[Lines of data]:
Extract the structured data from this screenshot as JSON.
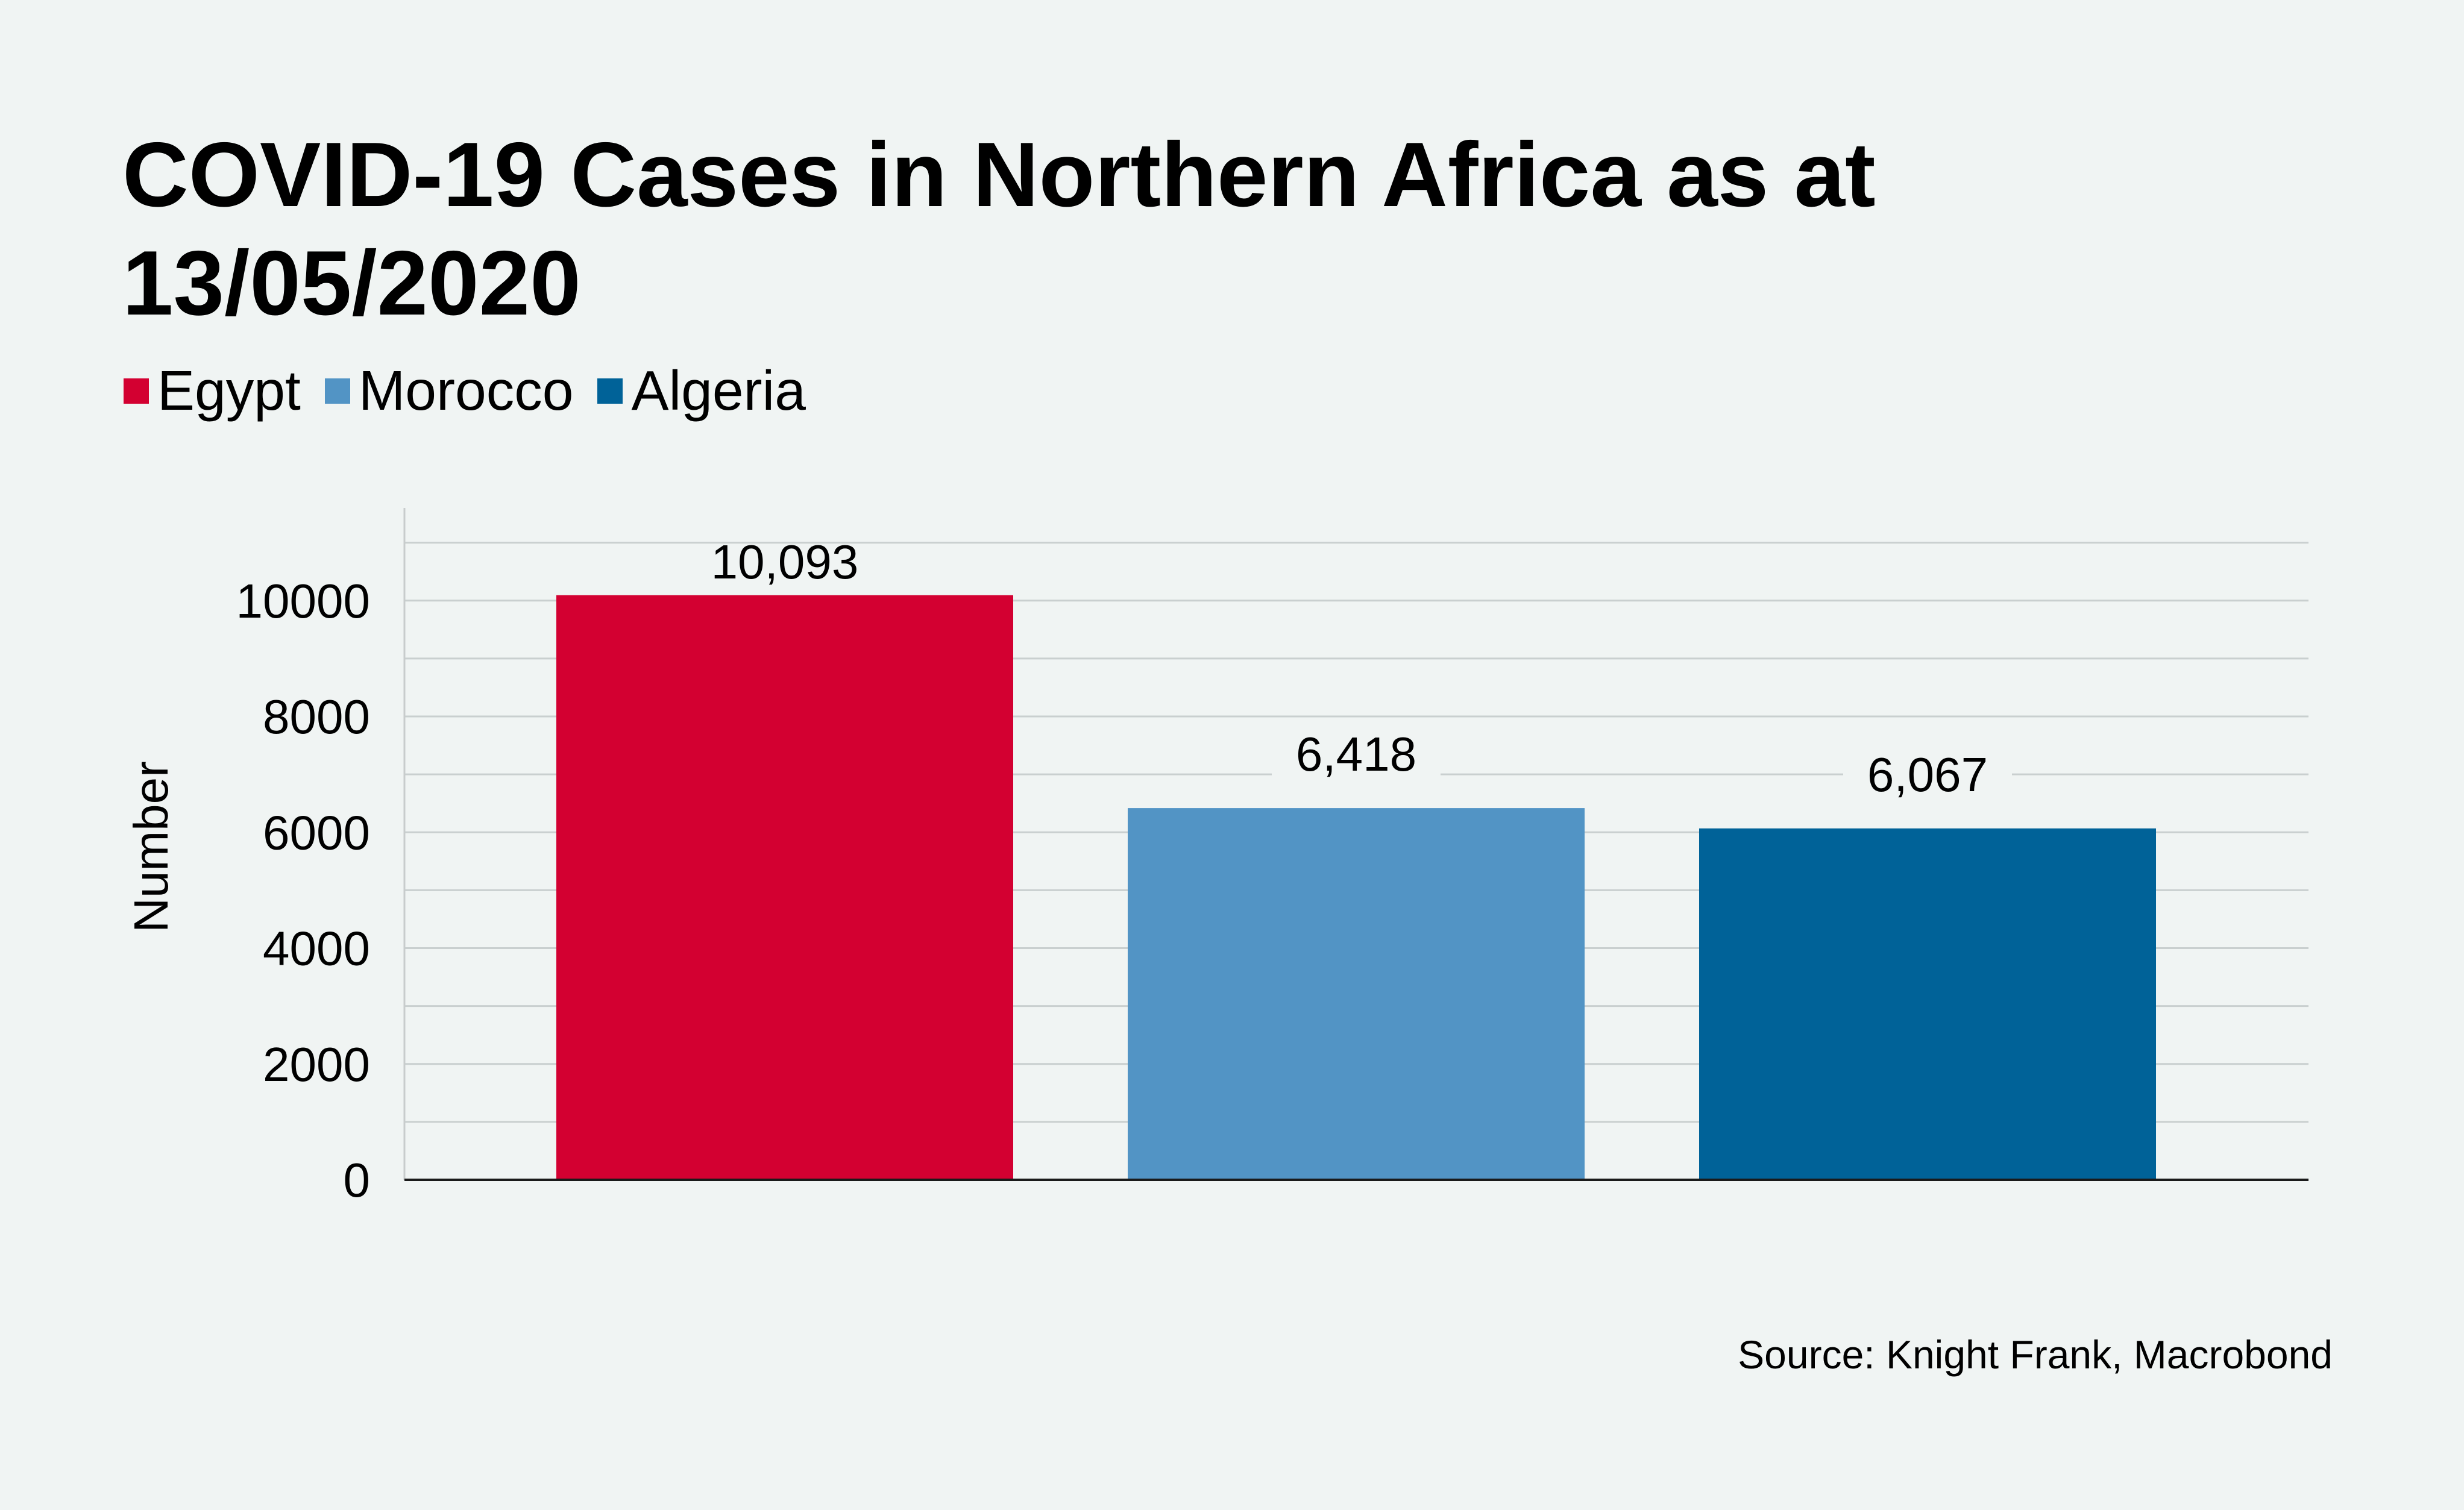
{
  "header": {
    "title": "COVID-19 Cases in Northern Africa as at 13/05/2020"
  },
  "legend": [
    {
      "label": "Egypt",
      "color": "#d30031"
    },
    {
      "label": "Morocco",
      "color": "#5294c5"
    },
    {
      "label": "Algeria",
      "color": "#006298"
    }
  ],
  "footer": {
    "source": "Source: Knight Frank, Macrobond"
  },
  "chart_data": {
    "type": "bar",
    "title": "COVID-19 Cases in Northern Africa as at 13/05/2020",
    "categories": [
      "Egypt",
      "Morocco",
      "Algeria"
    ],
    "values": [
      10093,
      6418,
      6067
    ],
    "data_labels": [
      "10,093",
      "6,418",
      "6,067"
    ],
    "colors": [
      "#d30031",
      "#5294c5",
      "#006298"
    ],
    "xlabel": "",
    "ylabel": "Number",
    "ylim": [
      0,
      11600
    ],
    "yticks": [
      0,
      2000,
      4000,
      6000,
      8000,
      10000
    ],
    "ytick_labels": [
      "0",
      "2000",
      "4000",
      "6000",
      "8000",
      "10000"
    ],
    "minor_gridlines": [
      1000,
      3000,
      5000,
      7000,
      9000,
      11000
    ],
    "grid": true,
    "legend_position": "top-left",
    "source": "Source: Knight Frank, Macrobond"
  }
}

[EXERCISE OBJECTIVE]:
Collect each line of the entries that has the word "COVID", copying it in full.

[REPLY TO THE EXERCISE]:
    "title": "COVID-19 Cases in Northern Africa as at 13/05/2020"
    "title": "COVID-19 Cases in Northern Africa as at 13/05/2020",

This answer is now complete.